*Problem details:*
Work through the material below and count the lines holding the word "left"; give that count and nothing more.

━━ Records shown ━━

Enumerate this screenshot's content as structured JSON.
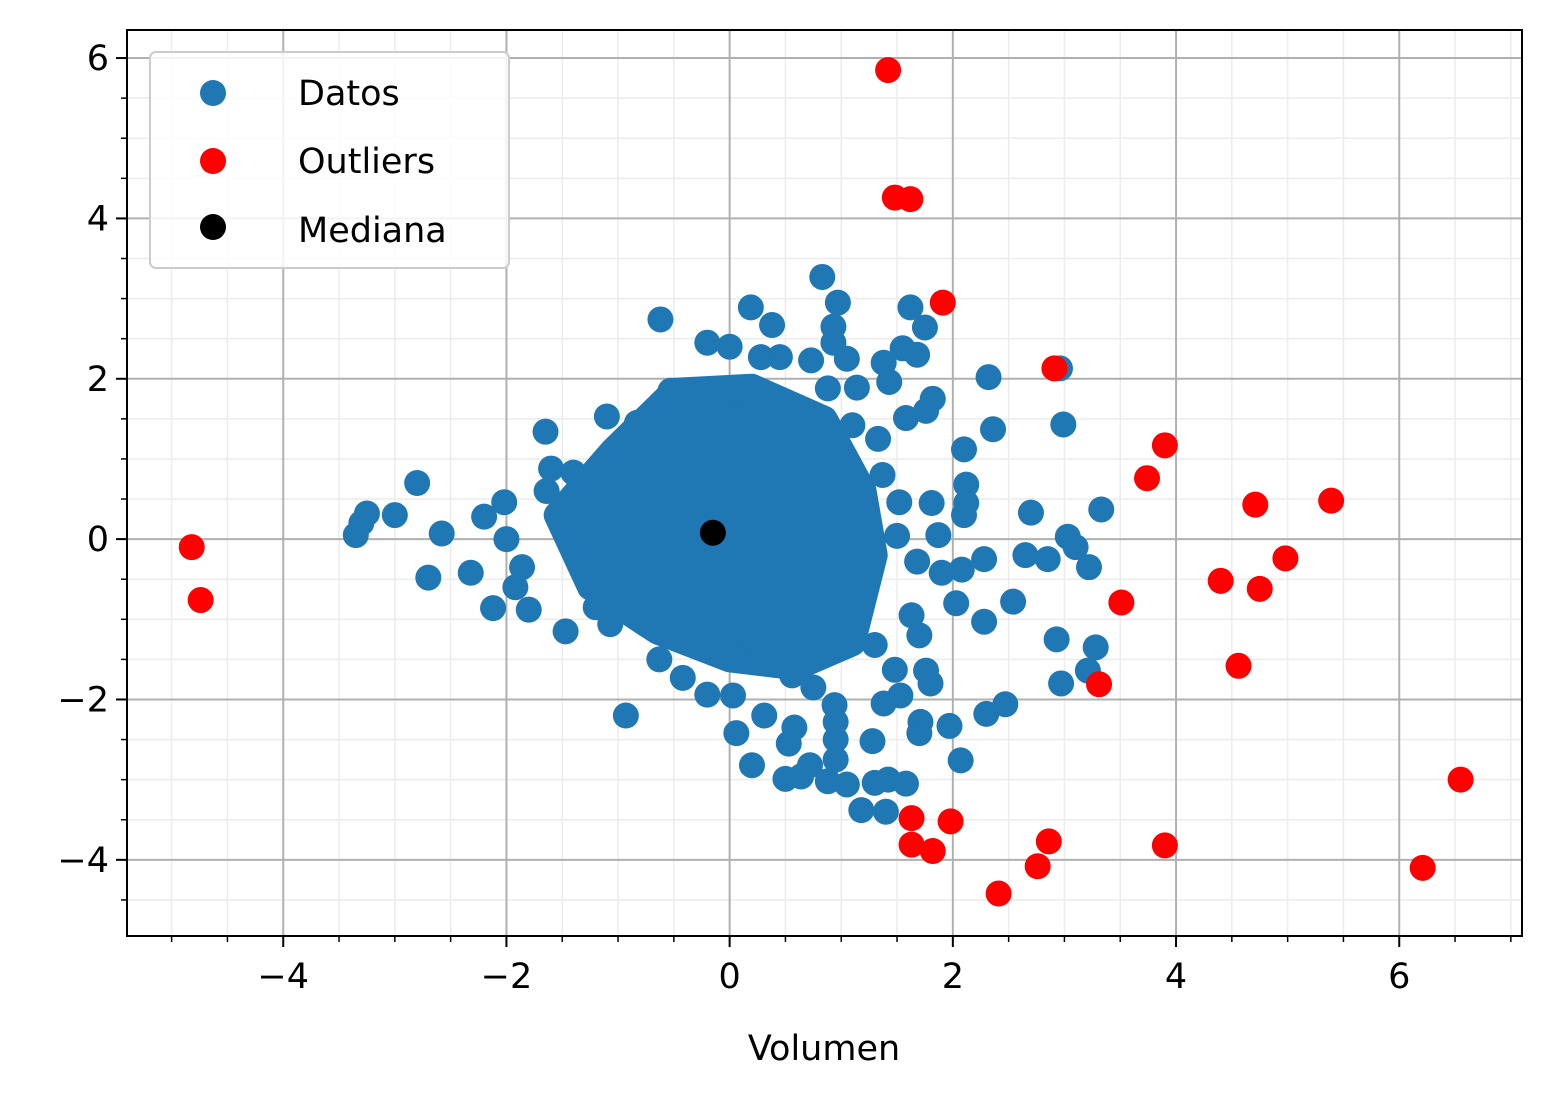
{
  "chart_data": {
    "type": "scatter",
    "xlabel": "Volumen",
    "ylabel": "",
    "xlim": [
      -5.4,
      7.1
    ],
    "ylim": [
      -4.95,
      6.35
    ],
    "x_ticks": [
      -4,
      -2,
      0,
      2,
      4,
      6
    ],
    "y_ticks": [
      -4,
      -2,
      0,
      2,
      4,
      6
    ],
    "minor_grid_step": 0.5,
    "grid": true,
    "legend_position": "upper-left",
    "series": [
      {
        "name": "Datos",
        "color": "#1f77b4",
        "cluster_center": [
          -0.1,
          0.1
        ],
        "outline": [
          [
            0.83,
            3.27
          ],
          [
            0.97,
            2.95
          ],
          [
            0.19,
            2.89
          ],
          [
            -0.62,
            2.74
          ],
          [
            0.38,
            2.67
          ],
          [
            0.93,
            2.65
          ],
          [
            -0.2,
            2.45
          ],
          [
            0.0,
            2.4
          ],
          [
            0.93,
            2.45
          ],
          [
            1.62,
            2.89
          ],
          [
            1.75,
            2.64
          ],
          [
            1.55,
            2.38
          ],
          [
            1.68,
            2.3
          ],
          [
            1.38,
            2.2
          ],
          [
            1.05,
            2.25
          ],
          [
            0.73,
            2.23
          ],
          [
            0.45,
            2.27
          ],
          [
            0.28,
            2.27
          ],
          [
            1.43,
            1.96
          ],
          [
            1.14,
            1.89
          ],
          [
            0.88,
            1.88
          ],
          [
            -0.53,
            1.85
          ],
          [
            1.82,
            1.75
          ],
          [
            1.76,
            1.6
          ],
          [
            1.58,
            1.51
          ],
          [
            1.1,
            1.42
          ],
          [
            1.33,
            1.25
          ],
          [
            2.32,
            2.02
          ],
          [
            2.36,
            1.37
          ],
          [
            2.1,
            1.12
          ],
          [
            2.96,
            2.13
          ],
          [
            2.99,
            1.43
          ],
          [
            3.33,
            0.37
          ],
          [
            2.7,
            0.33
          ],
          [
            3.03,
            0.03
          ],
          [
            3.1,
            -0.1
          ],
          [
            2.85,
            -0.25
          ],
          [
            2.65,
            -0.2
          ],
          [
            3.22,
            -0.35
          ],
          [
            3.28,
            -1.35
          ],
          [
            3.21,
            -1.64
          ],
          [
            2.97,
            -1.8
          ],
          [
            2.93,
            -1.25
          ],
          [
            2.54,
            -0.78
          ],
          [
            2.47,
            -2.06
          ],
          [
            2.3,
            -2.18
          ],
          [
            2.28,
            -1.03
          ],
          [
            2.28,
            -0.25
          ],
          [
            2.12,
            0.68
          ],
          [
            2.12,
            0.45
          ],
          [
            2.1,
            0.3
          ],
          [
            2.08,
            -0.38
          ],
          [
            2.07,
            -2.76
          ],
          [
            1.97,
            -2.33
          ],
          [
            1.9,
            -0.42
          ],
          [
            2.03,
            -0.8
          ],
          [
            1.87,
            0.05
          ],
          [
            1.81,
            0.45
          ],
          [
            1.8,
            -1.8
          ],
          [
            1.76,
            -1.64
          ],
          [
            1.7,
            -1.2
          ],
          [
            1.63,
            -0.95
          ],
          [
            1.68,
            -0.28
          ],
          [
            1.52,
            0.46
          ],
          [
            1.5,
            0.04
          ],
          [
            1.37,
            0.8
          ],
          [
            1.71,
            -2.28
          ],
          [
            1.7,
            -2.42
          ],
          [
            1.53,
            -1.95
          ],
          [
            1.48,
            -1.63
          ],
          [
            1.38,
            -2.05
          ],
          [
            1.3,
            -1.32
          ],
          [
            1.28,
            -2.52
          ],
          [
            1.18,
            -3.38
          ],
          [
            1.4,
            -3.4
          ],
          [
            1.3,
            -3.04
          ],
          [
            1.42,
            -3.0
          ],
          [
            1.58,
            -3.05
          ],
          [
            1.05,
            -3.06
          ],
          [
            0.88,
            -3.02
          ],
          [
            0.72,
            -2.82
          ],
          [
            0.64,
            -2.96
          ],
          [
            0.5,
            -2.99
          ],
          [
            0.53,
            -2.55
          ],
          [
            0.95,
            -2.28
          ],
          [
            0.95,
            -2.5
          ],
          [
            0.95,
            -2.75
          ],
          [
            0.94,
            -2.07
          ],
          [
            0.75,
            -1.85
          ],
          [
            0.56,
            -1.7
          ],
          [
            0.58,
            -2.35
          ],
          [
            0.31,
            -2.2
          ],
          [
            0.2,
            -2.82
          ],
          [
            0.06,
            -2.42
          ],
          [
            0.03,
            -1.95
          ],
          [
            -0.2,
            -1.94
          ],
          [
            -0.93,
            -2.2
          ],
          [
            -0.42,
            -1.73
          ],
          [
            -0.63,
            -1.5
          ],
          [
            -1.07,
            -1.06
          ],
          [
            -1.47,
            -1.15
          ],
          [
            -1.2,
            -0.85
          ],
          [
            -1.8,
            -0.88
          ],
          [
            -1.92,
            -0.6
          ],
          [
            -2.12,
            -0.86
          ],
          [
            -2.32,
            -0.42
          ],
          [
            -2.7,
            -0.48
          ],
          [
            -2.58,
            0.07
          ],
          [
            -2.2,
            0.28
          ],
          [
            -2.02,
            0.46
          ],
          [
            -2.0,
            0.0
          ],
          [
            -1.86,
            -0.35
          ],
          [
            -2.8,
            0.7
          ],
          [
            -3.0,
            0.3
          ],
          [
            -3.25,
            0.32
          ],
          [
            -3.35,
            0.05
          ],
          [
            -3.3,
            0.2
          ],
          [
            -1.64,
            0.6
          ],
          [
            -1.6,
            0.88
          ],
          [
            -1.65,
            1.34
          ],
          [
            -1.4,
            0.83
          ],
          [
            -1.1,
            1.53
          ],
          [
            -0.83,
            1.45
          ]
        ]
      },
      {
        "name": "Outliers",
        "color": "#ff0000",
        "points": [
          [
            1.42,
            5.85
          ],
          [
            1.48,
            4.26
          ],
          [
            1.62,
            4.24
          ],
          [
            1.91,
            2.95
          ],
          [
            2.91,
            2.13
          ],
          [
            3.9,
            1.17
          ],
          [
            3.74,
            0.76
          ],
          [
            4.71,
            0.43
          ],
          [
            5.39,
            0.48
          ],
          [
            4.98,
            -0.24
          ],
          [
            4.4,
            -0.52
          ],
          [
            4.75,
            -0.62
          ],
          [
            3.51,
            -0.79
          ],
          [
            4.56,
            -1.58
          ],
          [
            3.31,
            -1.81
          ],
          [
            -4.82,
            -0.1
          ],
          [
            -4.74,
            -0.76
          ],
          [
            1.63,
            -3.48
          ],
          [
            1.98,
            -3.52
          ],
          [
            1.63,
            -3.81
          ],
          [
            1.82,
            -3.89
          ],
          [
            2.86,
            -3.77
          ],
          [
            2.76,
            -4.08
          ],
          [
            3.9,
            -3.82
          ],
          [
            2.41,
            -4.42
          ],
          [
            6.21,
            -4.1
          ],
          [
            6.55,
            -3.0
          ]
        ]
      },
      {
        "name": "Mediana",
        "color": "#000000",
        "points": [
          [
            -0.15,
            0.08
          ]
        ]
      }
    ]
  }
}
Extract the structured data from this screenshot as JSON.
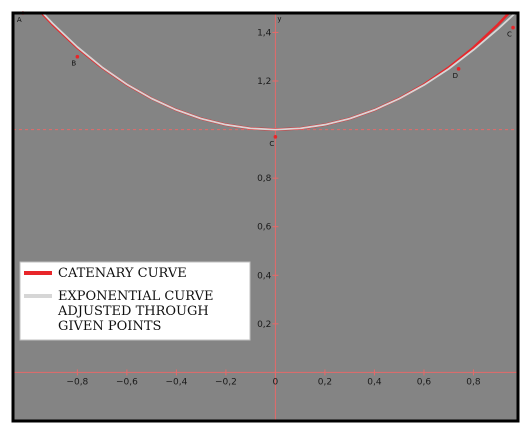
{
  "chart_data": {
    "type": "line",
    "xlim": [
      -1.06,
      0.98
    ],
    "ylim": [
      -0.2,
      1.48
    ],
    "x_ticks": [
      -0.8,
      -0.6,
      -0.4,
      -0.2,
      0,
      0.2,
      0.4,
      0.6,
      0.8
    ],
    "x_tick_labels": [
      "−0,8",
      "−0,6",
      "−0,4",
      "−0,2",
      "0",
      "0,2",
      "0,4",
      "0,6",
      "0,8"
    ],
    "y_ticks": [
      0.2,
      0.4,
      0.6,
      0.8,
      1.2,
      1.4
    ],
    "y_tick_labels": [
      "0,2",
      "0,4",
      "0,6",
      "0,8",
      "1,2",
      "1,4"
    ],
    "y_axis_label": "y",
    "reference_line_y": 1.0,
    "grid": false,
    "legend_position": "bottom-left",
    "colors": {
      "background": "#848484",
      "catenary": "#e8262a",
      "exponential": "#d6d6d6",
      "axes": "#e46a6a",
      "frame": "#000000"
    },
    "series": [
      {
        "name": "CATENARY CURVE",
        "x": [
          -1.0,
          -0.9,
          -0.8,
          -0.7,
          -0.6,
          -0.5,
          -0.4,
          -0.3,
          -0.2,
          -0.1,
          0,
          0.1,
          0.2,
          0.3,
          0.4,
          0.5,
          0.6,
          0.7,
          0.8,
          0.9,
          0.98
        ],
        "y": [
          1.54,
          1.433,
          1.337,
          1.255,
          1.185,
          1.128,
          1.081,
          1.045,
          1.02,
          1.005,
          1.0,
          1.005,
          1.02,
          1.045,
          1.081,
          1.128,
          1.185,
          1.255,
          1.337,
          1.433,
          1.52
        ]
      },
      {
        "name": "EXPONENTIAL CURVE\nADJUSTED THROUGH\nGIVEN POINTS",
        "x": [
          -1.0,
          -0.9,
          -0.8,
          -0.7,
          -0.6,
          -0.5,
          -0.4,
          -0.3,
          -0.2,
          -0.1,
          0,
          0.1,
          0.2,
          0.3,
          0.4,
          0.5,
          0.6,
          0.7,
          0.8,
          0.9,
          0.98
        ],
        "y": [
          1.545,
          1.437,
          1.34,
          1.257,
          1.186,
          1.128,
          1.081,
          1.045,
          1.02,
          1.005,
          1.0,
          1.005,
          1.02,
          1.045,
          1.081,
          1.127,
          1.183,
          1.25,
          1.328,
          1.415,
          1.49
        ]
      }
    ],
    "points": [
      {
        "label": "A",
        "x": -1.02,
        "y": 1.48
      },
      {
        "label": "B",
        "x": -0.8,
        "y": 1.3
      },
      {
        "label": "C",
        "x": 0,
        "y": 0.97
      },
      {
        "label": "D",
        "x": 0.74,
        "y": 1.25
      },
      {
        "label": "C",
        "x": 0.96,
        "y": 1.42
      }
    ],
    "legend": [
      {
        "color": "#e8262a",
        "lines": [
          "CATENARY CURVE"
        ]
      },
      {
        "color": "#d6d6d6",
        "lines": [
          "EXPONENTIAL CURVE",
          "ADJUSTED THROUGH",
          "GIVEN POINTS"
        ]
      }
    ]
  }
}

━━━

*Right answer:*
2